● **Data for this exercise**:
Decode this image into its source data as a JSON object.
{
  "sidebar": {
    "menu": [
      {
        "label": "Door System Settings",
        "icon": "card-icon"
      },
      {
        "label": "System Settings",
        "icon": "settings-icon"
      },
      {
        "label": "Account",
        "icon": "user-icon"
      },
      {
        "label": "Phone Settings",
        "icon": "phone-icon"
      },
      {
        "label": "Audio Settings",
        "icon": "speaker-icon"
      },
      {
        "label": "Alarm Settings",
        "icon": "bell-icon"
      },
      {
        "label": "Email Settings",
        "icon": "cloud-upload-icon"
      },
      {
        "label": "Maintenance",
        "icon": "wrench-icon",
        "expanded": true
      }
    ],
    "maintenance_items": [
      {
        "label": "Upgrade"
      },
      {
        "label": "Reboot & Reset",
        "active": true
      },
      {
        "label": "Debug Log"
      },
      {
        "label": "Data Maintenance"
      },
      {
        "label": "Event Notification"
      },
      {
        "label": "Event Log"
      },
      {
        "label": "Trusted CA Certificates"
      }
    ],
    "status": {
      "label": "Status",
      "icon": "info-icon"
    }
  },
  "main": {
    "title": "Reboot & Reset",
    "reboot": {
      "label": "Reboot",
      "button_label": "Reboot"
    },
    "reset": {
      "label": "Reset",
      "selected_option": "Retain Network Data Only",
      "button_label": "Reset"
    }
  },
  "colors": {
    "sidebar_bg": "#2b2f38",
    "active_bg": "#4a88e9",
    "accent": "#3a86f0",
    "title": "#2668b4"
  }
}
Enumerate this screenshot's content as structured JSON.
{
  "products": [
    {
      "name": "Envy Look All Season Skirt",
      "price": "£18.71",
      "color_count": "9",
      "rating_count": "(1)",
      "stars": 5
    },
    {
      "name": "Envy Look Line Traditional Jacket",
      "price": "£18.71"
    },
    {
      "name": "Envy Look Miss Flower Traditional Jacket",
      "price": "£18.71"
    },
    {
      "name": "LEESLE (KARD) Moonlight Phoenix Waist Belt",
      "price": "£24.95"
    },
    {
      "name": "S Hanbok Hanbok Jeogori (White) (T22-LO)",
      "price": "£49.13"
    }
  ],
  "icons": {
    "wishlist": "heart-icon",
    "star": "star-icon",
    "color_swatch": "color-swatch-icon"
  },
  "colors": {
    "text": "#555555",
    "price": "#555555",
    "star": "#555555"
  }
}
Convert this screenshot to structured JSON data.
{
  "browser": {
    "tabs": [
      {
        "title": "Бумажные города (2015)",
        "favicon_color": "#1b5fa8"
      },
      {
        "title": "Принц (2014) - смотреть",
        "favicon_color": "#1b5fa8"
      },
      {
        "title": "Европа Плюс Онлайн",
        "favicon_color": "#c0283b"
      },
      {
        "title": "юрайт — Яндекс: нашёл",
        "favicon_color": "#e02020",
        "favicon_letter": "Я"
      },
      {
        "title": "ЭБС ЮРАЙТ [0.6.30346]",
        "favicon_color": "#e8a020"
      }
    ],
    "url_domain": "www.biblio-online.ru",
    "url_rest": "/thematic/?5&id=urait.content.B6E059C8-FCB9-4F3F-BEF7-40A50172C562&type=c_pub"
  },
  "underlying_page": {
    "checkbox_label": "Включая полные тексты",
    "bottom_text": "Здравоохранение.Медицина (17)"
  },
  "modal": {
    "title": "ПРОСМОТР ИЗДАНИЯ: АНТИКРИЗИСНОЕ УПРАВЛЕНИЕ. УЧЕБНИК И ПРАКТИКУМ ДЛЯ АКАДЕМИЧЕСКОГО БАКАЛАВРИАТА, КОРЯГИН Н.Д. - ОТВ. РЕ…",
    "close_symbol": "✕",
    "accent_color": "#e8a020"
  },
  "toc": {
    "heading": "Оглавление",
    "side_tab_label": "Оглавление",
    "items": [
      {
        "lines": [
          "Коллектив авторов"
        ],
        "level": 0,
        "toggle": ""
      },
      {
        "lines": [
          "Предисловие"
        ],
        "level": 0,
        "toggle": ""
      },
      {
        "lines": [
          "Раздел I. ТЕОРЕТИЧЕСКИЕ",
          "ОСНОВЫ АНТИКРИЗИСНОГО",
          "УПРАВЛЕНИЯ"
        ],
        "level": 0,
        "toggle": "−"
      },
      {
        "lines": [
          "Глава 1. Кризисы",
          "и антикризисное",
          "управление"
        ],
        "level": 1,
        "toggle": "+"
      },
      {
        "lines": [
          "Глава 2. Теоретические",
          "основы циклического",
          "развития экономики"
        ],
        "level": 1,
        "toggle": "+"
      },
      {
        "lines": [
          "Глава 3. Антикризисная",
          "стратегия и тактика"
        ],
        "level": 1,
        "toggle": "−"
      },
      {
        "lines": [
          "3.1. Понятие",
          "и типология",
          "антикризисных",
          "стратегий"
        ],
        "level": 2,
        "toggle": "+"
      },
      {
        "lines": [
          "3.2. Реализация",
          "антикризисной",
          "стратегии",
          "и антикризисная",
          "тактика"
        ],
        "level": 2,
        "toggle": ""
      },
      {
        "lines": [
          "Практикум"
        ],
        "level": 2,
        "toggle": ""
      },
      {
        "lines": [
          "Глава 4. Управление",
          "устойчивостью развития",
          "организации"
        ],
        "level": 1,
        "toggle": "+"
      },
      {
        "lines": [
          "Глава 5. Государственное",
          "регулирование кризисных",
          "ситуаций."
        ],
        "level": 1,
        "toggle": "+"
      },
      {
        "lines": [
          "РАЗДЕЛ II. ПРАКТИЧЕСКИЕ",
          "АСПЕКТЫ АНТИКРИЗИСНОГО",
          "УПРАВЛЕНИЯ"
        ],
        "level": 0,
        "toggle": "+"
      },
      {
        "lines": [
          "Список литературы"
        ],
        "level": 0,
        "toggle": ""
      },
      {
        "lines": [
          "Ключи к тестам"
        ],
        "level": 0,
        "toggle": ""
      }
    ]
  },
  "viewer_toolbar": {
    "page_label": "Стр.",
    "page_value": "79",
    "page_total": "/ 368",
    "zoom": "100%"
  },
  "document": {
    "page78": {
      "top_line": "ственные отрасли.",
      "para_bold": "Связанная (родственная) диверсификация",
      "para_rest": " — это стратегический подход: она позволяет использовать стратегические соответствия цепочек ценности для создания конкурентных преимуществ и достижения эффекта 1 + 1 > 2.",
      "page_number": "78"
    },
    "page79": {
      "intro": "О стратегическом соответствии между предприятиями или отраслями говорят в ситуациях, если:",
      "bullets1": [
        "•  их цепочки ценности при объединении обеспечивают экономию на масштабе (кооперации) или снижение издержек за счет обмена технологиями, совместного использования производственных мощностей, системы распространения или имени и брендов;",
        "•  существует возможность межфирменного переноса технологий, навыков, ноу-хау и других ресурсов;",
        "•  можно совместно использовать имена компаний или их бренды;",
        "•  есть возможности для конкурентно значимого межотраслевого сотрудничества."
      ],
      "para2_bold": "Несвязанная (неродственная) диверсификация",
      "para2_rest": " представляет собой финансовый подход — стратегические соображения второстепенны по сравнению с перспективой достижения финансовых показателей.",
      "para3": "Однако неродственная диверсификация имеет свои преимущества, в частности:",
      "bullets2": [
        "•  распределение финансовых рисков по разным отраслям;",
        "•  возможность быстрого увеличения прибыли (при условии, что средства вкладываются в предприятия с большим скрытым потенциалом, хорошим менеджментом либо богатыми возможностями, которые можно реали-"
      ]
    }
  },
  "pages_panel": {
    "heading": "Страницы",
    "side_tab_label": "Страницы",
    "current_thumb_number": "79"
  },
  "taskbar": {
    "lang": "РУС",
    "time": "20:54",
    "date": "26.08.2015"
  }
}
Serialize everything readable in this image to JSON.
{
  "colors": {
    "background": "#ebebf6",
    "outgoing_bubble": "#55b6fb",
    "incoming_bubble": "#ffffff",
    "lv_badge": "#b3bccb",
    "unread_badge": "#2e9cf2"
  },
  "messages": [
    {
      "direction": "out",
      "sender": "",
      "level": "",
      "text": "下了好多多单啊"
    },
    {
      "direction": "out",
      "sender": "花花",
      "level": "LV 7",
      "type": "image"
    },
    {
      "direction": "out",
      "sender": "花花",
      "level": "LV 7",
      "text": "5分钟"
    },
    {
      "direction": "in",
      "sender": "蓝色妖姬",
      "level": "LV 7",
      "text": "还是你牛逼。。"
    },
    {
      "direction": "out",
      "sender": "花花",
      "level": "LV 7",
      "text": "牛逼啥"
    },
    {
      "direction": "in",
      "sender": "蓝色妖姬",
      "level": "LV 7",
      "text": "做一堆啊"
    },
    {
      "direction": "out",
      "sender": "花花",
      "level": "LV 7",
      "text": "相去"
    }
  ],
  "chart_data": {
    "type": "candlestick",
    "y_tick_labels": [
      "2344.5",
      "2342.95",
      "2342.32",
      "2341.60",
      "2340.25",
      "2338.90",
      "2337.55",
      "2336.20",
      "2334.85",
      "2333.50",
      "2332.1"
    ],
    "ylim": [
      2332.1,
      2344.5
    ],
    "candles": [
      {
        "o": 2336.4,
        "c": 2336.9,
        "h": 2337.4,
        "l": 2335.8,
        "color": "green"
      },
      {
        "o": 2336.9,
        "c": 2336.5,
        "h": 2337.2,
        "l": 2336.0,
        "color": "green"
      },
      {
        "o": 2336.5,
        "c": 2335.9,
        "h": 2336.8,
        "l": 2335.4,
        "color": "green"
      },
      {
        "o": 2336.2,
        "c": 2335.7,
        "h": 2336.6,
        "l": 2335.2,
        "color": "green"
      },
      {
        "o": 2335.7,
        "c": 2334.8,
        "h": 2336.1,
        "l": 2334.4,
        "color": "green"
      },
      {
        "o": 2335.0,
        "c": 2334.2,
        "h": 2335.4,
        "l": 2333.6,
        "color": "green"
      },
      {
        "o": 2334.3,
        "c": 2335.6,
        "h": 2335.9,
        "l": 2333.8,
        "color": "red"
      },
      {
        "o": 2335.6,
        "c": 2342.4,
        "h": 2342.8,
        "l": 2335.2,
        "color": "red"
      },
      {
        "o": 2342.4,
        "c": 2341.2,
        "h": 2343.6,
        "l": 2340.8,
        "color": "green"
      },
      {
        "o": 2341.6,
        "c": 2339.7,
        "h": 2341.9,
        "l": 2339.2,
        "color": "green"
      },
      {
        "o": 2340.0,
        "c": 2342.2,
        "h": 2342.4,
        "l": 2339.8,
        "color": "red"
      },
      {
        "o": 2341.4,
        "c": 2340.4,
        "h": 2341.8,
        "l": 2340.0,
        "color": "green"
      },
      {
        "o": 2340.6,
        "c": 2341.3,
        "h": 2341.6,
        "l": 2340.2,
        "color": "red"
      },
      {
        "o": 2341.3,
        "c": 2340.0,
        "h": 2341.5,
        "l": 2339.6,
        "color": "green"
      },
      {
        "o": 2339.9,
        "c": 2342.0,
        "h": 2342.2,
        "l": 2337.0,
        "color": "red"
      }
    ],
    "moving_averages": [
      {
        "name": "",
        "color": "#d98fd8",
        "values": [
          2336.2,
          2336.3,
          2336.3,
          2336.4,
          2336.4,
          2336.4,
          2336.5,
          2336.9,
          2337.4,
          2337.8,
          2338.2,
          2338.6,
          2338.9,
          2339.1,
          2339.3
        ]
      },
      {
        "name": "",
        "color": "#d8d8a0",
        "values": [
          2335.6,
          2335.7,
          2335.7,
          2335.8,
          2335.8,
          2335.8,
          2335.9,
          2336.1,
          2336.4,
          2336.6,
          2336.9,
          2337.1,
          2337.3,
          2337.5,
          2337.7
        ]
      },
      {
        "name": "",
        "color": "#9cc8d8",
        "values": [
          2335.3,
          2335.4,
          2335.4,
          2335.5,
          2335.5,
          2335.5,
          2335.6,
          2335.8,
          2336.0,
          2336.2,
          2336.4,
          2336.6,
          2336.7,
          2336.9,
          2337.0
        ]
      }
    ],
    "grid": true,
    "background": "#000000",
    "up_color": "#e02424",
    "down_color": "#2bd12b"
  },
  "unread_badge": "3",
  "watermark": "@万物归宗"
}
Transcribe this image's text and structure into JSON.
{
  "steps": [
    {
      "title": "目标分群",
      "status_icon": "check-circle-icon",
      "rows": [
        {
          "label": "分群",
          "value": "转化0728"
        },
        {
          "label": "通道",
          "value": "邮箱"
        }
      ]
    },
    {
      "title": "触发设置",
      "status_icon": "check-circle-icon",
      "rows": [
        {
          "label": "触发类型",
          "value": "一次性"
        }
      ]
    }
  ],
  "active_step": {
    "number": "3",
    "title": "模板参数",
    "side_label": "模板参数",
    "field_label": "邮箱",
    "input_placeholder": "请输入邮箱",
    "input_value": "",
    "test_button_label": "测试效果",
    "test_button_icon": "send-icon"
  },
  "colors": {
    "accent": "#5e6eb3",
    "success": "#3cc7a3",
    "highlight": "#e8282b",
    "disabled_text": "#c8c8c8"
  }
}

● **Exercise description**:
Gather all lines of the records that include the word "Глава".

● **Task response**:
          "Глава 1. Кризисы",
          "Глава 2. Теоретические",
          "Глава 3. Антикризисная",
          "Глава 4. Управление",
          "Глава 5. Государственное",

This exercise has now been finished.